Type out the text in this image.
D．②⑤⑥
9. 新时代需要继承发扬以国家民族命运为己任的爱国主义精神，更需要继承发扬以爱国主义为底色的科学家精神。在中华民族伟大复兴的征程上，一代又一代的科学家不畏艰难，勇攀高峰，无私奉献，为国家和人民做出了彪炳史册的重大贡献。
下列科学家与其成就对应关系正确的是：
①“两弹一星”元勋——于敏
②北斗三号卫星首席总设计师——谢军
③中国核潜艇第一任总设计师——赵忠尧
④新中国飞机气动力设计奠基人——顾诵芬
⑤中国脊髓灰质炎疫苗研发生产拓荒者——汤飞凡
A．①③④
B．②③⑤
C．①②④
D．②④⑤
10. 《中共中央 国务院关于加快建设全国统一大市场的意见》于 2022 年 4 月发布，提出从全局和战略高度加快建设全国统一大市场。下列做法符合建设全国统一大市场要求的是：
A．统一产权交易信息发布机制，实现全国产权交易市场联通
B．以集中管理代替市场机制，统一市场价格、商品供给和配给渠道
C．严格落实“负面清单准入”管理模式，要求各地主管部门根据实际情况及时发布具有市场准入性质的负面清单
^^^^^^^^
- _Given request_
Output the full listing exactly as it stands.

- _Task output_
Type out the text in this image.
D．②⑤⑥
9. 新时代需要继承发扬以国家民族命运为己任的爱国主义精神，更需要继承发扬以爱国主义为底色的科学家精神。在中华民族伟大复兴的征程上，一代又一代的科学家不畏艰难，勇攀高峰，无私奉献，为国家和人民做出了彪炳史册的重大贡献。
下列科学家与其成就对应关系正确的是：
①“两弹一星”元勋——于敏
②北斗三号卫星首席总设计师——谢军
③中国核潜艇第一任总设计师——赵忠尧
④新中国飞机气动力设计奠基人——顾诵芬
⑤中国脊髓灰质炎疫苗研发生产拓荒者——汤飞凡
A．①③④
B．②③⑤
C．①②④
D．②④⑤
10. 《中共中央 国务院关于加快建设全国统一大市场的意见》于 2022 年 4 月发布，提出从全局和战略高度加快建设全国统一大市场。下列做法符合建设全国统一大市场要求的是：
A．统一产权交易信息发布机制，实现全国产权交易市场联通
B．以集中管理代替市场机制，统一市场价格、商品供给和配给渠道
C．严格落实“负面清单准入”管理模式，要求各地主管部门根据实际情况及时发布具有市场准入性质的负面清单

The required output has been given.